* **Task brief**
Look through the material below. Copy each line that contains the string "small".

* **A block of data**
###

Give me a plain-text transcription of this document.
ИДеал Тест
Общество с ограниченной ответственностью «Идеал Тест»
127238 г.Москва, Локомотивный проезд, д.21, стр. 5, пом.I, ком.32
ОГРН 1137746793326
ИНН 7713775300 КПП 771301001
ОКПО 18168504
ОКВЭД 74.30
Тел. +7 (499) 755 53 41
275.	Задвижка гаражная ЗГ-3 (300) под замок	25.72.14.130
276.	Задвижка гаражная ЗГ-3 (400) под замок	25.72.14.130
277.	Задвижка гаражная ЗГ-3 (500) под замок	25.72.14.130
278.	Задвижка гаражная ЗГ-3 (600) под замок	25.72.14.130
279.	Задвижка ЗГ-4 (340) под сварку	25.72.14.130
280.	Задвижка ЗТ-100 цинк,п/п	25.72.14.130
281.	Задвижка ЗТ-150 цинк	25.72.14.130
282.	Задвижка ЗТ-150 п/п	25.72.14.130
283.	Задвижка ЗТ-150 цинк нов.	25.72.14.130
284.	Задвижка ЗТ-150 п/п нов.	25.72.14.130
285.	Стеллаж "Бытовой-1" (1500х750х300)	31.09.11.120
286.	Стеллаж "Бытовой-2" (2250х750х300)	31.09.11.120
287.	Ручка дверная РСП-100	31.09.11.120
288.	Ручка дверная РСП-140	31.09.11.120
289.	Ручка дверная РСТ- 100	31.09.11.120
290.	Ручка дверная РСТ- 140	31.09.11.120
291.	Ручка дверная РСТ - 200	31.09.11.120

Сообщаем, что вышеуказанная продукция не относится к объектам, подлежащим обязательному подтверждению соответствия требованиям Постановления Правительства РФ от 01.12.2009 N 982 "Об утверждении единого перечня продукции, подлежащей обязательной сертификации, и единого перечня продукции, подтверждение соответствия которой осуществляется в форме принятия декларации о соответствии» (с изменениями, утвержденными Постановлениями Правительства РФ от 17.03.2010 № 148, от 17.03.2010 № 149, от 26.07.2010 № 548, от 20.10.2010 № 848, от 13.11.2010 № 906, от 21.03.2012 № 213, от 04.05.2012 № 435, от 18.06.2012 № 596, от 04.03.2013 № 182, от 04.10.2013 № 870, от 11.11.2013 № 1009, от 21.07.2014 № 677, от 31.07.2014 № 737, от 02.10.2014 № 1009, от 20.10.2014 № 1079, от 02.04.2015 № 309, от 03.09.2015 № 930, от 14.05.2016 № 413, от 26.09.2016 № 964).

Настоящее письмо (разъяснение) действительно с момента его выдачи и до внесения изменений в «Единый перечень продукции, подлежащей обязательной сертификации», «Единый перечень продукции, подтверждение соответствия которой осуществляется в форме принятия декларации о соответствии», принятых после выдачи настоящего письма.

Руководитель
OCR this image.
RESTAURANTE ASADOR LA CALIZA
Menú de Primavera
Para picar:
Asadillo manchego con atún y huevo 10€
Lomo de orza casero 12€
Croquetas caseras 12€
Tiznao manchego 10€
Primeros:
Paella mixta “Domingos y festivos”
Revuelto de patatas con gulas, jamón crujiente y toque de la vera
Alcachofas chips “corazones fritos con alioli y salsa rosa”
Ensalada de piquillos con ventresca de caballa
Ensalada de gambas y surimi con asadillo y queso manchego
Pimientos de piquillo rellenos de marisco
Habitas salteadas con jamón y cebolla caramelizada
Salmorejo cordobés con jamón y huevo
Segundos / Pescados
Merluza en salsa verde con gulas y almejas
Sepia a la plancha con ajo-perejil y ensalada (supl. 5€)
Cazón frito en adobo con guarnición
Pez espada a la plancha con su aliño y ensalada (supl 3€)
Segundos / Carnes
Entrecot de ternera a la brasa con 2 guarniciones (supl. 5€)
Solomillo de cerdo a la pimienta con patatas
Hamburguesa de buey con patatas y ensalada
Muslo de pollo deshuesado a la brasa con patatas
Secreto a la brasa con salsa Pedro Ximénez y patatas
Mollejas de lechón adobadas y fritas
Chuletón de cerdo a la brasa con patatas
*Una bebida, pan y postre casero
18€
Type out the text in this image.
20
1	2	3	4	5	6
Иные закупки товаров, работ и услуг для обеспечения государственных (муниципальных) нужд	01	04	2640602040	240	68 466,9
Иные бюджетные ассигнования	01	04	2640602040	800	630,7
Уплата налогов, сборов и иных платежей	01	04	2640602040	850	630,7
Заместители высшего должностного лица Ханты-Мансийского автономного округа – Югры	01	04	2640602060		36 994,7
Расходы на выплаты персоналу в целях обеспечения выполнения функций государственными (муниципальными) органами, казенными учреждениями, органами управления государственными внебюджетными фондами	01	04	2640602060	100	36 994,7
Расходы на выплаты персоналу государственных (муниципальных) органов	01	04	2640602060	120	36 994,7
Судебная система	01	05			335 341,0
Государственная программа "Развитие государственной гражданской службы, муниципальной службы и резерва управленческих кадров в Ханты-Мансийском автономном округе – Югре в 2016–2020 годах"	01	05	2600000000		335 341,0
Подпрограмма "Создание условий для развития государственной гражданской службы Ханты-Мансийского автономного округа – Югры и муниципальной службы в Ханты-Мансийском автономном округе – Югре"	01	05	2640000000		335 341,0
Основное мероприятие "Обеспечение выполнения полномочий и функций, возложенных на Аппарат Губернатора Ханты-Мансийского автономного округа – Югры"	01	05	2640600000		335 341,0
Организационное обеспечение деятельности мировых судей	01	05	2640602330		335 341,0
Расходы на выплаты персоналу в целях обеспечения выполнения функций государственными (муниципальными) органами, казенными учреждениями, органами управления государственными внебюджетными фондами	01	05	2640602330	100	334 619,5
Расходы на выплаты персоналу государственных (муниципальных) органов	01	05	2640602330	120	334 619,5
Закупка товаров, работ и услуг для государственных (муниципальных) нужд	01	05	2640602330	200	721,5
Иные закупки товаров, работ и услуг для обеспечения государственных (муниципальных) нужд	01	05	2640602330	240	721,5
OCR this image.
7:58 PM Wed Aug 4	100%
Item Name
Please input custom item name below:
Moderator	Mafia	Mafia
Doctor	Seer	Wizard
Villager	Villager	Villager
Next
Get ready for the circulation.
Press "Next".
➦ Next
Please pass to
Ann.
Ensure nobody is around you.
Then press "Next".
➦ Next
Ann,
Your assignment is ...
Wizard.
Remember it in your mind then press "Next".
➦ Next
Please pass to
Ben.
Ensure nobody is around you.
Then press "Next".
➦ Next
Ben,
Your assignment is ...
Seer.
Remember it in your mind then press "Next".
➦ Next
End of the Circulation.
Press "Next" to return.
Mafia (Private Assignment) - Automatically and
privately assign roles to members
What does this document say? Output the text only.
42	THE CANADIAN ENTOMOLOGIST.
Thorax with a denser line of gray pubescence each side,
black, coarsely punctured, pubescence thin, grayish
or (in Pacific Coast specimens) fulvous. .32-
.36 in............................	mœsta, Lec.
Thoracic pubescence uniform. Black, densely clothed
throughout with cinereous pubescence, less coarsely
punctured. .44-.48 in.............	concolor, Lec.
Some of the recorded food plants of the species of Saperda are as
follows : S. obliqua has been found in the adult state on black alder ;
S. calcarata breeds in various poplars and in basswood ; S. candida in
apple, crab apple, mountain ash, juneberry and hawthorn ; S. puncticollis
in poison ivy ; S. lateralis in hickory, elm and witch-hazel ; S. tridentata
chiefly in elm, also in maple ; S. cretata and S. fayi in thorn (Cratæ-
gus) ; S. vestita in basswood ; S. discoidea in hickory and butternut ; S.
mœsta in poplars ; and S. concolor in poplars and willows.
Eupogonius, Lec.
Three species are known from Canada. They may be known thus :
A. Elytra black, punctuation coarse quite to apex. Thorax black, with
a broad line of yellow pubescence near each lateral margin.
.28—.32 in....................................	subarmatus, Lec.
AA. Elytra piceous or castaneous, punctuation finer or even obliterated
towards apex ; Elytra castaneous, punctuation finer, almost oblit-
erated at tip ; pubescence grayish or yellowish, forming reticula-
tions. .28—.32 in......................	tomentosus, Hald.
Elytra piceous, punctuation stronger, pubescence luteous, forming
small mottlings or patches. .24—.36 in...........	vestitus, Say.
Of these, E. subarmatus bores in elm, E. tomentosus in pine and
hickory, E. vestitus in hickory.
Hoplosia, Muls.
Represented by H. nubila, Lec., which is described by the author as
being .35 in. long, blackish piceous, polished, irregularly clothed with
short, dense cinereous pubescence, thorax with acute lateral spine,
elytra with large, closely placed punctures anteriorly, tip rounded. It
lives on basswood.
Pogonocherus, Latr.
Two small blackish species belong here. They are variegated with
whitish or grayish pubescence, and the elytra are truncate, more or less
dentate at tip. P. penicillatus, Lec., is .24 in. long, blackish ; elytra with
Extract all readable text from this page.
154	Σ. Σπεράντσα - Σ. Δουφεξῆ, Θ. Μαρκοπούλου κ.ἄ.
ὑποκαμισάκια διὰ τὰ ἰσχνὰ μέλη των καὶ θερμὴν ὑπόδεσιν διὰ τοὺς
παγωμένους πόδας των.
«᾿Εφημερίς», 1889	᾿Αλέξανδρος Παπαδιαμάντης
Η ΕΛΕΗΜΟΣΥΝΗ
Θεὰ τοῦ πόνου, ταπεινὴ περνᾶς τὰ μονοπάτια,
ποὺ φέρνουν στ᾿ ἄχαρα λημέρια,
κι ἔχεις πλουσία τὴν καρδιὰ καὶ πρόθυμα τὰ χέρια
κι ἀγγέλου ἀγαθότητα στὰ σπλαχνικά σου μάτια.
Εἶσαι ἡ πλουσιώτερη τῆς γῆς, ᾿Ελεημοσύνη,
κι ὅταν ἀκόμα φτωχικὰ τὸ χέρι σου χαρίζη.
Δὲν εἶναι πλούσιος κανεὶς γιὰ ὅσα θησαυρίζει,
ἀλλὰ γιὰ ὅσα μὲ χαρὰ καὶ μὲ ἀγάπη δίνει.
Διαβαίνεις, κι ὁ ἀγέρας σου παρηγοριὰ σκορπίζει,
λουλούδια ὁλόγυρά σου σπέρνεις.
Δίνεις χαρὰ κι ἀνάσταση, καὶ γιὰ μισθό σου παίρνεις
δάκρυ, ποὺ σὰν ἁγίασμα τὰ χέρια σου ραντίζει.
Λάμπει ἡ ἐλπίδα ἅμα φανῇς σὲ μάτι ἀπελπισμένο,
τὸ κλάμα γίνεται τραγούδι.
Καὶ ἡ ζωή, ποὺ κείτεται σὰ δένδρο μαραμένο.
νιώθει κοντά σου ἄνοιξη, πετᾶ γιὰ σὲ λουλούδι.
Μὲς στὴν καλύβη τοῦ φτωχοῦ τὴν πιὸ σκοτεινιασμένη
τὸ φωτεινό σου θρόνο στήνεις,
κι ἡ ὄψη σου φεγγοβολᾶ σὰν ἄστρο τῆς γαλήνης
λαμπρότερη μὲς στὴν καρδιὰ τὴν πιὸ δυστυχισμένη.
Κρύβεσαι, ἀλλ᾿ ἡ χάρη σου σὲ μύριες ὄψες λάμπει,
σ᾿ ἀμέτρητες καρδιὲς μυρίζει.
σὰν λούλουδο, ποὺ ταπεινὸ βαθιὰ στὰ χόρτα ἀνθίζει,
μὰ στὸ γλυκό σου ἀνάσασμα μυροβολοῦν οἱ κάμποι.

###

* **Correct response**
small mottlings or patches. .24—.36 in...........	vestitus, Say.
Two small blackish species belong here. They are variegated with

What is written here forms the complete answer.